(Entries from a visual dataset)
################
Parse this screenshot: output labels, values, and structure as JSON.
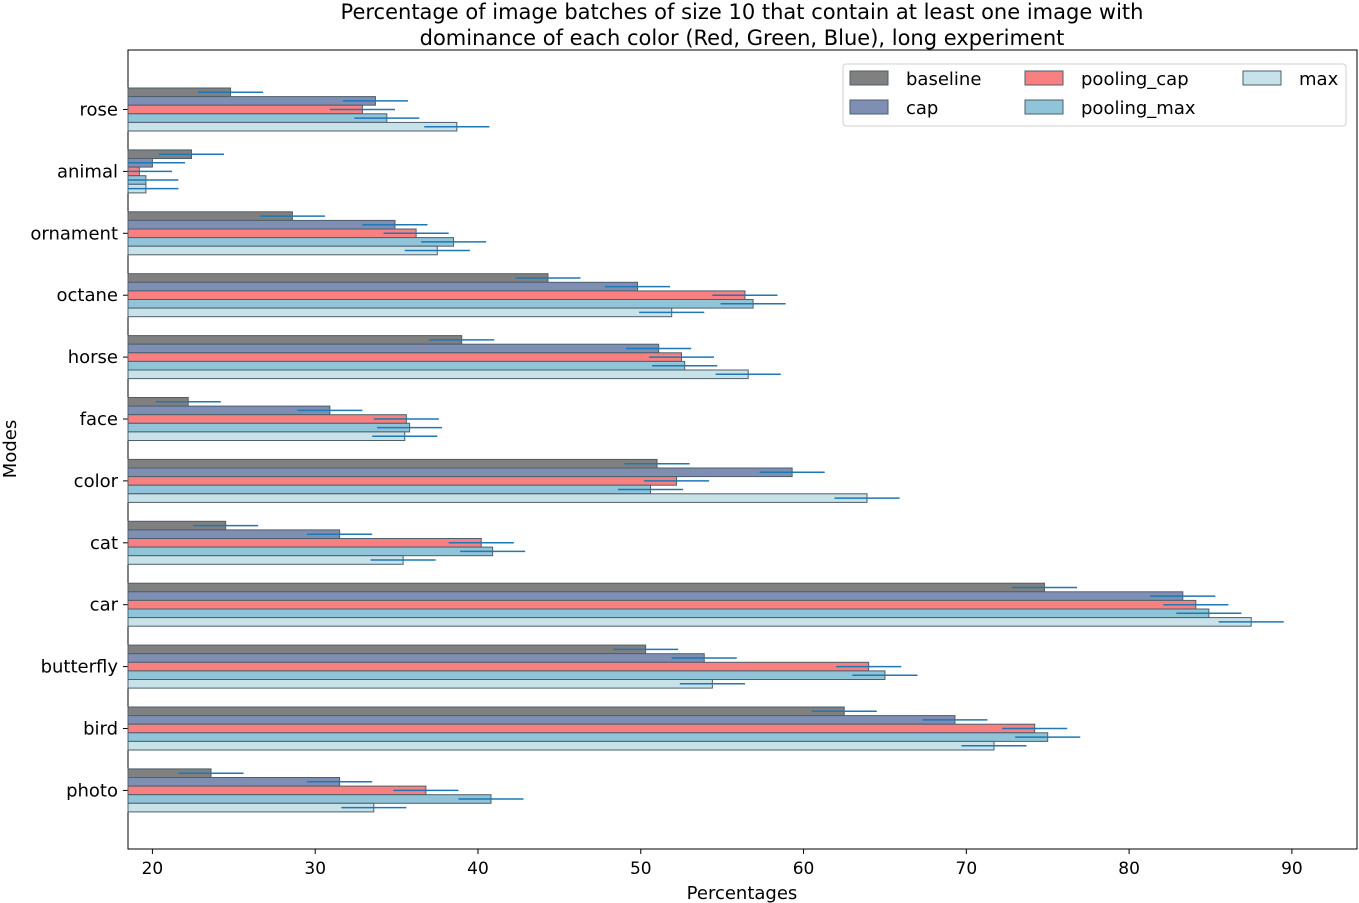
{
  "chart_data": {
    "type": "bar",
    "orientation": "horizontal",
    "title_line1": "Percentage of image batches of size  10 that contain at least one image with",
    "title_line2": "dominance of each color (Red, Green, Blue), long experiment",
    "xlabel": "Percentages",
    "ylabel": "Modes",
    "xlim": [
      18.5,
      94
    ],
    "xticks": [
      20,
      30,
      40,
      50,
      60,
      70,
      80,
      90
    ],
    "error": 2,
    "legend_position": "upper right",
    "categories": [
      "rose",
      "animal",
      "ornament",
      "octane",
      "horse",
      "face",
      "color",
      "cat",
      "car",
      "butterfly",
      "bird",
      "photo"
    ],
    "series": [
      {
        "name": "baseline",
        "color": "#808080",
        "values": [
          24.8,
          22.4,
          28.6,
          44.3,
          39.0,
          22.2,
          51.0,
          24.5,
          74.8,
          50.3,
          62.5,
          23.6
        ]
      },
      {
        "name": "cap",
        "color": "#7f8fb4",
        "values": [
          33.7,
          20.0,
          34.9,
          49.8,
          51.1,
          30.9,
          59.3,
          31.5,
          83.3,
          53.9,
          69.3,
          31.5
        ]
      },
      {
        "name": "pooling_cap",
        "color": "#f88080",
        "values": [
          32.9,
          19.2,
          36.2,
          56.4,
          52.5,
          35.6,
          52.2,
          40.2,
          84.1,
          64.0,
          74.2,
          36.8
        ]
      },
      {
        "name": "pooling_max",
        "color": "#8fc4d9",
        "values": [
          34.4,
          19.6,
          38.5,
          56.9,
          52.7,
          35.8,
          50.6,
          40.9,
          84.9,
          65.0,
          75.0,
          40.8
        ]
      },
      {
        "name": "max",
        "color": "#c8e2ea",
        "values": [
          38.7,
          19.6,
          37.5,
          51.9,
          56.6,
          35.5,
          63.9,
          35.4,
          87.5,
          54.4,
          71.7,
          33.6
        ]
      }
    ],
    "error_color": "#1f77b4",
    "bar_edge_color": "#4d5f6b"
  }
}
################
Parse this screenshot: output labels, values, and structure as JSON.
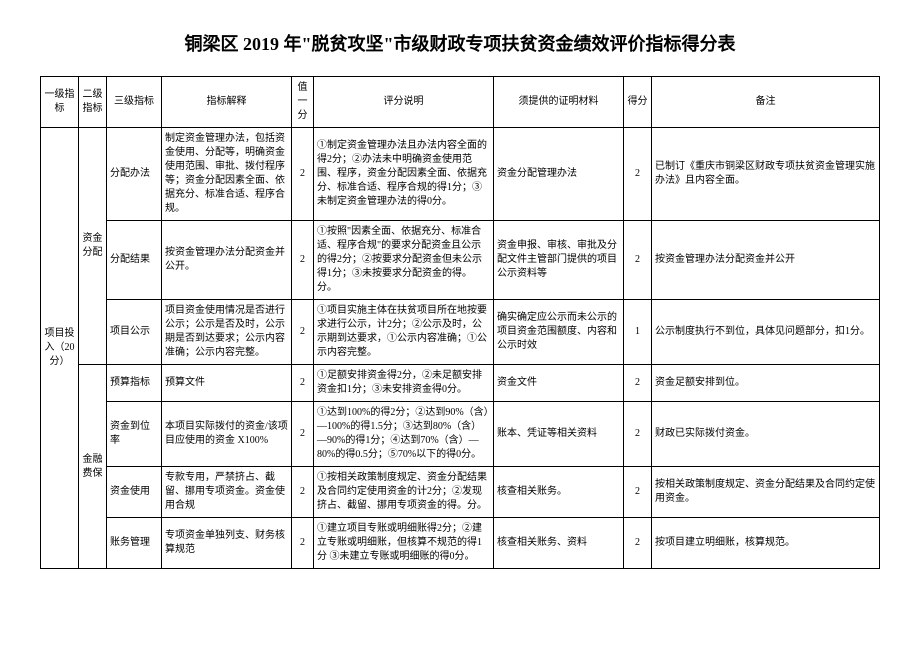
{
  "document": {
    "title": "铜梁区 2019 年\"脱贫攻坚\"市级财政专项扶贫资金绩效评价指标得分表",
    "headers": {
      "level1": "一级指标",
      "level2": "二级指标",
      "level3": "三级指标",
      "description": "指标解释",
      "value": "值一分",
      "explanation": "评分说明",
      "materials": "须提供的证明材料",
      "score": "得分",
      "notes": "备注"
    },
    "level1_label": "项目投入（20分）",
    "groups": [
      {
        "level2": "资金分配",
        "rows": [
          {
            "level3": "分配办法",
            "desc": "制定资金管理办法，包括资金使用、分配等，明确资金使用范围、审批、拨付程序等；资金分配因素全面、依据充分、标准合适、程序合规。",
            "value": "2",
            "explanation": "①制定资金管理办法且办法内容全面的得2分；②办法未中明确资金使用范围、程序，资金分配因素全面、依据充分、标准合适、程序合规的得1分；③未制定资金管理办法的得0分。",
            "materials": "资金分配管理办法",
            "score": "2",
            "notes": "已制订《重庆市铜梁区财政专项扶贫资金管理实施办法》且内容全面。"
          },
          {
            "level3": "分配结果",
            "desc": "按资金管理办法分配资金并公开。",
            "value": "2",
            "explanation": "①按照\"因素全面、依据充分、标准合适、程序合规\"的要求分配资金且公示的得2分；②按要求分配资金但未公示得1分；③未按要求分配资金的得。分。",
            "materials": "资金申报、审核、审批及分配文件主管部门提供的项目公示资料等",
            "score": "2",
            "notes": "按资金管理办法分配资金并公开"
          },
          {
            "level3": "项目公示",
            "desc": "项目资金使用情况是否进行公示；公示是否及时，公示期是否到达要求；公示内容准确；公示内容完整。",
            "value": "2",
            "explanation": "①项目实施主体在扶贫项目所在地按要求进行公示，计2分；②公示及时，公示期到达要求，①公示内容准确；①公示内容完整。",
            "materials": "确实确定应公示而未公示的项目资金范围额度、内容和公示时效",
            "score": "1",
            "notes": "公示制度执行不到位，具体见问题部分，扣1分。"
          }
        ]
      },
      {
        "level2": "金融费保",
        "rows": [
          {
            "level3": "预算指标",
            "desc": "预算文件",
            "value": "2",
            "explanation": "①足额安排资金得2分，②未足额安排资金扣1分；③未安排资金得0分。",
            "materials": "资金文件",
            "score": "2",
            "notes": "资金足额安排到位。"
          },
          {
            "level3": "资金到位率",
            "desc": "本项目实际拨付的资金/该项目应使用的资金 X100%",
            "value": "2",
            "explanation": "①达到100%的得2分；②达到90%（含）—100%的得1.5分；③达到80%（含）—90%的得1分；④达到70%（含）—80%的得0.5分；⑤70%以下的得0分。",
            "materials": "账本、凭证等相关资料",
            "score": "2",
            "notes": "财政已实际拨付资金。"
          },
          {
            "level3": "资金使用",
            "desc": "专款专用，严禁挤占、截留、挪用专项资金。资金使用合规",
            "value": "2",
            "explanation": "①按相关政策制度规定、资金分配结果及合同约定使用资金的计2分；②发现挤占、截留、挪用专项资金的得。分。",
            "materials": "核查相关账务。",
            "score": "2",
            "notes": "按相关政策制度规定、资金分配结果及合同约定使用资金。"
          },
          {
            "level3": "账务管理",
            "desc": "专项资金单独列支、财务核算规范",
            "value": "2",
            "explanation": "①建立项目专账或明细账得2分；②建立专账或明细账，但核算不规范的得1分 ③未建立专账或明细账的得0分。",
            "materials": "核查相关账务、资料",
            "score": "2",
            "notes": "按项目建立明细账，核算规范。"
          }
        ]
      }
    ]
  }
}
################
**TASK DESCRIPTION**
Work out how many lines of the data hold the string "核查相关账务". Reply with that number alone.

**CORRECT RESPONSE**
2